1.11.19

Niebla


Han llegado las primeras nieblas. Esta mañana flotaba una densa bruma por encima de la vega. Durante un par de horas el aire era húmedo y gris azulado, corrían los mastines hacia la verja de entrada por el rumor de un paseante por el camino de arriba y los veía perderse en el manto blanquecino y localizarlos después por las bocanadas de más densa niebla que exhalaban.
Luego, poco a poco, la niebla se ha ido disipando. Mañanicas de niebla, tardes de paseo. A las once ya lucía un sol más bajo, menos agresivo, que a estas horas ilumina las obras completas de Tito Livio en la pared del fondo de mi estudio. Durante todo el verano se han mantenido en una prudente sombra, protegidas del ardor del sol por el alero. Ahora el sol empieza a entrar, y con él el otoño. Las hojas de la yedra del Japón que trepa por la fachada solo amarillean por los bordes, y el verde de la hoja es el más oscuro, recio, como acartonado. Hará unos cinco años que la planté y ya ha anegado aproximadamente un tercio de la fachada sur y la mitad de la fachada oeste. En veinte años, si no se seca antes, es previsible que cubra la casa entera. Con esta luz menos agresiva empiezo a distinguir mejor sus nervaduras y el lento cambiar del verde al ocre y del ocre al rojo, antes de que caigan tintadas en color vino, que no ha hecho más que empezar. Las parras vírgenes, que llevan ya plantadas medio siglo, hace tiempo que se deshojaron, casi el mismo día que llegó el otoño. Es posible que el día que se pongan rojas sin acabar el verano sea su último año de vida.

******************************

- TAREA 1:
Según el fragmento, ¿hace cuántos años, más o menos, se plantó la yedra del Japón?
- TAREA 2:
Escribe en orden los colores por los que pasan las hojas de la yedra en el lento cambio que cuenta el fragmento, hasta el color con el que caen.
Las entradas son un material aparte del fragmento.

Datos para analizar la disposición de documentos
******************************

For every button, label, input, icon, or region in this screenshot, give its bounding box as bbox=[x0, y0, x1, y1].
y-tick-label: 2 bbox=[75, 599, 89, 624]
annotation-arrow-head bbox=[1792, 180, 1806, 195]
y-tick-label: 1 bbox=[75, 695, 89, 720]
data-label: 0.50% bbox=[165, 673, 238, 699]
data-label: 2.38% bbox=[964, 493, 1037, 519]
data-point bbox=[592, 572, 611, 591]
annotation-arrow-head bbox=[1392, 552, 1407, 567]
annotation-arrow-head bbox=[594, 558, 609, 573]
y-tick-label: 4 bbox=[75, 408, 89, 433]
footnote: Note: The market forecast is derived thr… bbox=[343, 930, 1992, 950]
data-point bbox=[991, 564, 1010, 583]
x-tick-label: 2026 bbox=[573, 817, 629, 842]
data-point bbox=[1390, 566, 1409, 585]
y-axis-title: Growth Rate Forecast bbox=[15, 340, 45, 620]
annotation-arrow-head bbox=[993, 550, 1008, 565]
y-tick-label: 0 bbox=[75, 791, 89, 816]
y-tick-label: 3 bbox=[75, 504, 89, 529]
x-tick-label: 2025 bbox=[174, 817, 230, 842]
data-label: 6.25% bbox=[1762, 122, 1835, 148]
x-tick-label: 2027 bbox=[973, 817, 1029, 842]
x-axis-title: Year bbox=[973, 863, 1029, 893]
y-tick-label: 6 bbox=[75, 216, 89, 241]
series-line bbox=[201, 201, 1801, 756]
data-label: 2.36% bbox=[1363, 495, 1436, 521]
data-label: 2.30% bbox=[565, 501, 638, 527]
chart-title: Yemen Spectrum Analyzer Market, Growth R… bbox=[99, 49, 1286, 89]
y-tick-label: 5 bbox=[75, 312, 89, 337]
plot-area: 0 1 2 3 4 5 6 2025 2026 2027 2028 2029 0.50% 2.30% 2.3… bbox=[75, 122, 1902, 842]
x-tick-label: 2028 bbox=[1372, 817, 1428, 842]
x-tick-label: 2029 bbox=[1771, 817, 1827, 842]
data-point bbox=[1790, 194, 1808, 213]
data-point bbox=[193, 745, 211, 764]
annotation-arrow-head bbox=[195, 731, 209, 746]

******************************

- RESPUESTA 1:
Unos cinco años.

- RESPUESTA 2:
Verde, ocre, rojo y color vino.